[Stored items from a collection]
** begin **
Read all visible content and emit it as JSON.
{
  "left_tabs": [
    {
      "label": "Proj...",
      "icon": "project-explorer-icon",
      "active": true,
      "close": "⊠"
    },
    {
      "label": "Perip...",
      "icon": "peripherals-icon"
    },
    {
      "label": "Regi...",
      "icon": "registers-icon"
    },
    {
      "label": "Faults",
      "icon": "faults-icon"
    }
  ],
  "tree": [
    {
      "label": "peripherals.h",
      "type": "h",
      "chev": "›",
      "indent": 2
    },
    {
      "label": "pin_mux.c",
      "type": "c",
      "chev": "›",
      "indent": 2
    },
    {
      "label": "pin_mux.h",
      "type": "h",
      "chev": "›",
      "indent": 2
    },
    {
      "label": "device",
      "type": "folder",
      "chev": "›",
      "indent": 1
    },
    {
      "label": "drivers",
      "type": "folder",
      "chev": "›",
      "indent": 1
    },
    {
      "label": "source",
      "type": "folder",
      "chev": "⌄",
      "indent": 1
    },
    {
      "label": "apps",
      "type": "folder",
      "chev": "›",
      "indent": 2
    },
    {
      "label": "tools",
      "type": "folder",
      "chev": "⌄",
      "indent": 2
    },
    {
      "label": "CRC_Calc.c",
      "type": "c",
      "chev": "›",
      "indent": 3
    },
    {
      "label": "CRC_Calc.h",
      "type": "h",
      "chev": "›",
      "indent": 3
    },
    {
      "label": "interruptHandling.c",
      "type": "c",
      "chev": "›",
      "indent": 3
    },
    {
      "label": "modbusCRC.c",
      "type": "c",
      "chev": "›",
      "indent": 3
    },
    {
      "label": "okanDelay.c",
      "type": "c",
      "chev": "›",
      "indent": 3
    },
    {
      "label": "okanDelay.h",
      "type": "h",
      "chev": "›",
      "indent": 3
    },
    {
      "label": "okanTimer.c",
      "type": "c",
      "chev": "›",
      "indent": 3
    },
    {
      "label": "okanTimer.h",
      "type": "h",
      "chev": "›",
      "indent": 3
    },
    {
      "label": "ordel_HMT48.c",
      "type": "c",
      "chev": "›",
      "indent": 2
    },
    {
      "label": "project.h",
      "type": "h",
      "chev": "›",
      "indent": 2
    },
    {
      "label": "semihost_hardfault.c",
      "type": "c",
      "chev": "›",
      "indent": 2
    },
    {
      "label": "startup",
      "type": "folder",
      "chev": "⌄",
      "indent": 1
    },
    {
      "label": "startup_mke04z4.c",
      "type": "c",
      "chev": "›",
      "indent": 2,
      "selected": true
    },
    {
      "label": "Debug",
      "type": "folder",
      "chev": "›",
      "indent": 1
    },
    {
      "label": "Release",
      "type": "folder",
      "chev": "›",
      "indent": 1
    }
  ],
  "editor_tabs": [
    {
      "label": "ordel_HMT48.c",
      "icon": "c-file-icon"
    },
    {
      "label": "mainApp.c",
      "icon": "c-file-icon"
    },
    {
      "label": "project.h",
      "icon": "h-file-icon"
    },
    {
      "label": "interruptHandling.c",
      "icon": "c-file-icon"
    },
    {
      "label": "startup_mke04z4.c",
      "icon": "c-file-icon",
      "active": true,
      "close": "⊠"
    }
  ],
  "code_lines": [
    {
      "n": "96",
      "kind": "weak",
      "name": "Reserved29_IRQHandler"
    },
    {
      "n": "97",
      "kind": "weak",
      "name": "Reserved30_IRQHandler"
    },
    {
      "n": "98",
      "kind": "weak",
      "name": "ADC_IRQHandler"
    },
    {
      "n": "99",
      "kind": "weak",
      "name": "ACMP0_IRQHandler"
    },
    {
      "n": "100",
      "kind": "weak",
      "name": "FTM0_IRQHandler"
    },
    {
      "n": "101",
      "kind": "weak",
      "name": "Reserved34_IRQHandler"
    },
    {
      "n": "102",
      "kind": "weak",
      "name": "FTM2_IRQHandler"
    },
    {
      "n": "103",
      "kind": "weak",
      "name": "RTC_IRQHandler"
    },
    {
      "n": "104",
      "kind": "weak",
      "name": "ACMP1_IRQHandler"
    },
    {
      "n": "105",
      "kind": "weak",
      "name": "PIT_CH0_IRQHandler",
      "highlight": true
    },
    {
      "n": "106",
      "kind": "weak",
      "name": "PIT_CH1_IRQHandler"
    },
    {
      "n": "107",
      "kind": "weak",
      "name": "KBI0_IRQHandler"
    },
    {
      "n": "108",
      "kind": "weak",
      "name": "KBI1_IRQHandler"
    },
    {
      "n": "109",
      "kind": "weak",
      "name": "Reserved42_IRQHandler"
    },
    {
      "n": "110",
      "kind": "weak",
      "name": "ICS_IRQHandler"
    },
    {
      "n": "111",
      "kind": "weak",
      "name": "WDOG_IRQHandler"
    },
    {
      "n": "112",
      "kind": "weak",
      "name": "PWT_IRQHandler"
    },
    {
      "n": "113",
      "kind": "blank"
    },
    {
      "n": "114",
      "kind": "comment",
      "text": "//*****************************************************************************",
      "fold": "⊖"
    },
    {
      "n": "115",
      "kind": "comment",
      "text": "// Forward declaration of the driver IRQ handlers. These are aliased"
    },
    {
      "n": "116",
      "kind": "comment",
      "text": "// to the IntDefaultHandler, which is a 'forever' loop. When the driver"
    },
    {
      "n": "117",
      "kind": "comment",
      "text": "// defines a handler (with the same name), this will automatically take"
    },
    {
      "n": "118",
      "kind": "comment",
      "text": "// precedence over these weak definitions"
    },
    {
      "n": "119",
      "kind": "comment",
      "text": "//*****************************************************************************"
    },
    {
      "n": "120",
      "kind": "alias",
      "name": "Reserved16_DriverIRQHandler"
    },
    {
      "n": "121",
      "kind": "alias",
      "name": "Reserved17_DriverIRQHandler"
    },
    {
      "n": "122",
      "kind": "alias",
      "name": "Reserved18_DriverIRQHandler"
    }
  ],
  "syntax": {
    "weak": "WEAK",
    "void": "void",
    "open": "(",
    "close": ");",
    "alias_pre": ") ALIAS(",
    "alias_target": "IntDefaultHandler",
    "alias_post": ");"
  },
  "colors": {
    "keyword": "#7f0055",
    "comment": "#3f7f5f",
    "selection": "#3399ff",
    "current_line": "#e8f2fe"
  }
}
** end **
_INSTRUCTION_
Retype all the material above precisely, with no line left out.

_IN RESPONSE_
Read all visible content and emit it as JSON.
{
  "left_tabs": [
    {
      "label": "Proj...",
      "icon": "project-explorer-icon",
      "active": true,
      "close": "⊠"
    },
    {
      "label": "Perip...",
      "icon": "peripherals-icon"
    },
    {
      "label": "Regi...",
      "icon": "registers-icon"
    },
    {
      "label": "Faults",
      "icon": "faults-icon"
    }
  ],
  "tree": [
    {
      "label": "peripherals.h",
      "type": "h",
      "chev": "›",
      "indent": 2
    },
    {
      "label": "pin_mux.c",
      "type": "c",
      "chev": "›",
      "indent": 2
    },
    {
      "label": "pin_mux.h",
      "type": "h",
      "chev": "›",
      "indent": 2
    },
    {
      "label": "device",
      "type": "folder",
      "chev": "›",
      "indent": 1
    },
    {
      "label": "drivers",
      "type": "folder",
      "chev": "›",
      "indent": 1
    },
    {
      "label": "source",
      "type": "folder",
      "chev": "⌄",
      "indent": 1
    },
    {
      "label": "apps",
      "type": "folder",
      "chev": "›",
      "indent": 2
    },
    {
      "label": "tools",
      "type": "folder",
      "chev": "⌄",
      "indent": 2
    },
    {
      "label": "CRC_Calc.c",
      "type": "c",
      "chev": "›",
      "indent": 3
    },
    {
      "label": "CRC_Calc.h",
      "type": "h",
      "chev": "›",
      "indent": 3
    },
    {
      "label": "interruptHandling.c",
      "type": "c",
      "chev": "›",
      "indent": 3
    },
    {
      "label": "modbusCRC.c",
      "type": "c",
      "chev": "›",
      "indent": 3
    },
    {
      "label": "okanDelay.c",
      "type": "c",
      "chev": "›",
      "indent": 3
    },
    {
      "label": "okanDelay.h",
      "type": "h",
      "chev": "›",
      "indent": 3
    },
    {
      "label": "okanTimer.c",
      "type": "c",
      "chev": "›",
      "indent": 3
    },
    {
      "label": "okanTimer.h",
      "type": "h",
      "chev": "›",
      "indent": 3
    },
    {
      "label": "ordel_HMT48.c",
      "type": "c",
      "chev": "›",
      "indent": 2
    },
    {
      "label": "project.h",
      "type": "h",
      "chev": "›",
      "indent": 2
    },
    {
      "label": "semihost_hardfault.c",
      "type": "c",
      "chev": "›",
      "indent": 2
    },
    {
      "label": "startup",
      "type": "folder",
      "chev": "⌄",
      "indent": 1
    },
    {
      "label": "startup_mke04z4.c",
      "type": "c",
      "chev": "›",
      "indent": 2,
      "selected": true
    },
    {
      "label": "Debug",
      "type": "folder",
      "chev": "›",
      "indent": 1
    },
    {
      "label": "Release",
      "type": "folder",
      "chev": "›",
      "indent": 1
    }
  ],
  "editor_tabs": [
    {
      "label": "ordel_HMT48.c",
      "icon": "c-file-icon"
    },
    {
      "label": "mainApp.c",
      "icon": "c-file-icon"
    },
    {
      "label": "project.h",
      "icon": "h-file-icon"
    },
    {
      "label": "interruptHandling.c",
      "icon": "c-file-icon"
    },
    {
      "label": "startup_mke04z4.c",
      "icon": "c-file-icon",
      "active": true,
      "close": "⊠"
    }
  ],
  "code_lines": [
    {
      "n": "96",
      "kind": "weak",
      "name": "Reserved29_IRQHandler"
    },
    {
      "n": "97",
      "kind": "weak",
      "name": "Reserved30_IRQHandler"
    },
    {
      "n": "98",
      "kind": "weak",
      "name": "ADC_IRQHandler"
    },
    {
      "n": "99",
      "kind": "weak",
      "name": "ACMP0_IRQHandler"
    },
    {
      "n": "100",
      "kind": "weak",
      "name": "FTM0_IRQHandler"
    },
    {
      "n": "101",
      "kind": "weak",
      "name": "Reserved34_IRQHandler"
    },
    {
      "n": "102",
      "kind": "weak",
      "name": "FTM2_IRQHandler"
    },
    {
      "n": "103",
      "kind": "weak",
      "name": "RTC_IRQHandler"
    },
    {
      "n": "104",
      "kind": "weak",
      "name": "ACMP1_IRQHandler"
    },
    {
      "n": "105",
      "kind": "weak",
      "name": "PIT_CH0_IRQHandler",
      "highlight": true
    },
    {
      "n": "106",
      "kind": "weak",
      "name": "PIT_CH1_IRQHandler"
    },
    {
      "n": "107",
      "kind": "weak",
      "name": "KBI0_IRQHandler"
    },
    {
      "n": "108",
      "kind": "weak",
      "name": "KBI1_IRQHandler"
    },
    {
      "n": "109",
      "kind": "weak",
      "name": "Reserved42_IRQHandler"
    },
    {
      "n": "110",
      "kind": "weak",
      "name": "ICS_IRQHandler"
    },
    {
      "n": "111",
      "kind": "weak",
      "name": "WDOG_IRQHandler"
    },
    {
      "n": "112",
      "kind": "weak",
      "name": "PWT_IRQHandler"
    },
    {
      "n": "113",
      "kind": "blank"
    },
    {
      "n": "114",
      "kind": "comment",
      "text": "//*****************************************************************************",
      "fold": "⊖"
    },
    {
      "n": "115",
      "kind": "comment",
      "text": "// Forward declaration of the driver IRQ handlers. These are aliased"
    },
    {
      "n": "116",
      "kind": "comment",
      "text": "// to the IntDefaultHandler, which is a 'forever' loop. When the driver"
    },
    {
      "n": "117",
      "kind": "comment",
      "text": "// defines a handler (with the same name), this will automatically take"
    },
    {
      "n": "118",
      "kind": "comment",
      "text": "// precedence over these weak definitions"
    },
    {
      "n": "119",
      "kind": "comment",
      "text": "//*****************************************************************************"
    },
    {
      "n": "120",
      "kind": "alias",
      "name": "Reserved16_DriverIRQHandler"
    },
    {
      "n": "121",
      "kind": "alias",
      "name": "Reserved17_DriverIRQHandler"
    },
    {
      "n": "122",
      "kind": "alias",
      "name": "Reserved18_DriverIRQHandler"
    }
  ],
  "syntax": {
    "weak": "WEAK",
    "void": "void",
    "open": "(",
    "close": ");",
    "alias_pre": ") ALIAS(",
    "alias_target": "IntDefaultHandler",
    "alias_post": ");"
  },
  "colors": {
    "keyword": "#7f0055",
    "comment": "#3f7f5f",
    "selection": "#3399ff",
    "current_line": "#e8f2fe"
  }
}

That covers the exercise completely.